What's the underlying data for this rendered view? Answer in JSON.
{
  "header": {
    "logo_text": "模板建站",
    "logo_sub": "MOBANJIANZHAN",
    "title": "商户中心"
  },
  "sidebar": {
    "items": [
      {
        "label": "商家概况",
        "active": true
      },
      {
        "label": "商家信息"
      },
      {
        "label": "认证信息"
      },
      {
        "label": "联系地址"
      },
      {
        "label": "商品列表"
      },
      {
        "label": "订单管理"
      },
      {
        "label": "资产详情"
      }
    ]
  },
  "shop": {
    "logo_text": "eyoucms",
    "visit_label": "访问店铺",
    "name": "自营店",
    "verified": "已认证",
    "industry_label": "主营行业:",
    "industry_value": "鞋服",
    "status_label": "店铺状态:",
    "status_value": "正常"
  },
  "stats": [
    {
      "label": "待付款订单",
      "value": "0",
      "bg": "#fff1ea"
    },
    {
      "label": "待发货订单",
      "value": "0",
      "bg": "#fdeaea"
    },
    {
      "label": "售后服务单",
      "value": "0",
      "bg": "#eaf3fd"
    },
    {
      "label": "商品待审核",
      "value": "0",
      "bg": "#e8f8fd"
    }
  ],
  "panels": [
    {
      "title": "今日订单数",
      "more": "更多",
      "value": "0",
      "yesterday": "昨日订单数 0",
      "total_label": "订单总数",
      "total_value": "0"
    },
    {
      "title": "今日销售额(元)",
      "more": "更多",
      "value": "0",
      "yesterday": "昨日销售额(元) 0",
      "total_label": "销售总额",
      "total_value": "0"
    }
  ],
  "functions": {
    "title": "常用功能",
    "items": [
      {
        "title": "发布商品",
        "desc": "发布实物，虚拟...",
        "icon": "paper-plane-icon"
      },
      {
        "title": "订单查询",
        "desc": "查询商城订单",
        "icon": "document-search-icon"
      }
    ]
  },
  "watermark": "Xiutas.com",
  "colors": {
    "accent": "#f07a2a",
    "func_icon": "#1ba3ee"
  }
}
....
Written request
Give the listing above again, word for word.

Result below
What's the underlying data for this rendered view? Answer in JSON.
{
  "header": {
    "logo_text": "模板建站",
    "logo_sub": "MOBANJIANZHAN",
    "title": "商户中心"
  },
  "sidebar": {
    "items": [
      {
        "label": "商家概况",
        "active": true
      },
      {
        "label": "商家信息"
      },
      {
        "label": "认证信息"
      },
      {
        "label": "联系地址"
      },
      {
        "label": "商品列表"
      },
      {
        "label": "订单管理"
      },
      {
        "label": "资产详情"
      }
    ]
  },
  "shop": {
    "logo_text": "eyoucms",
    "visit_label": "访问店铺",
    "name": "自营店",
    "verified": "已认证",
    "industry_label": "主营行业:",
    "industry_value": "鞋服",
    "status_label": "店铺状态:",
    "status_value": "正常"
  },
  "stats": [
    {
      "label": "待付款订单",
      "value": "0",
      "bg": "#fff1ea"
    },
    {
      "label": "待发货订单",
      "value": "0",
      "bg": "#fdeaea"
    },
    {
      "label": "售后服务单",
      "value": "0",
      "bg": "#eaf3fd"
    },
    {
      "label": "商品待审核",
      "value": "0",
      "bg": "#e8f8fd"
    }
  ],
  "panels": [
    {
      "title": "今日订单数",
      "more": "更多",
      "value": "0",
      "yesterday": "昨日订单数 0",
      "total_label": "订单总数",
      "total_value": "0"
    },
    {
      "title": "今日销售额(元)",
      "more": "更多",
      "value": "0",
      "yesterday": "昨日销售额(元) 0",
      "total_label": "销售总额",
      "total_value": "0"
    }
  ],
  "functions": {
    "title": "常用功能",
    "items": [
      {
        "title": "发布商品",
        "desc": "发布实物，虚拟...",
        "icon": "paper-plane-icon"
      },
      {
        "title": "订单查询",
        "desc": "查询商城订单",
        "icon": "document-search-icon"
      }
    ]
  },
  "watermark": "Xiutas.com",
  "colors": {
    "accent": "#f07a2a",
    "func_icon": "#1ba3ee"
  }
}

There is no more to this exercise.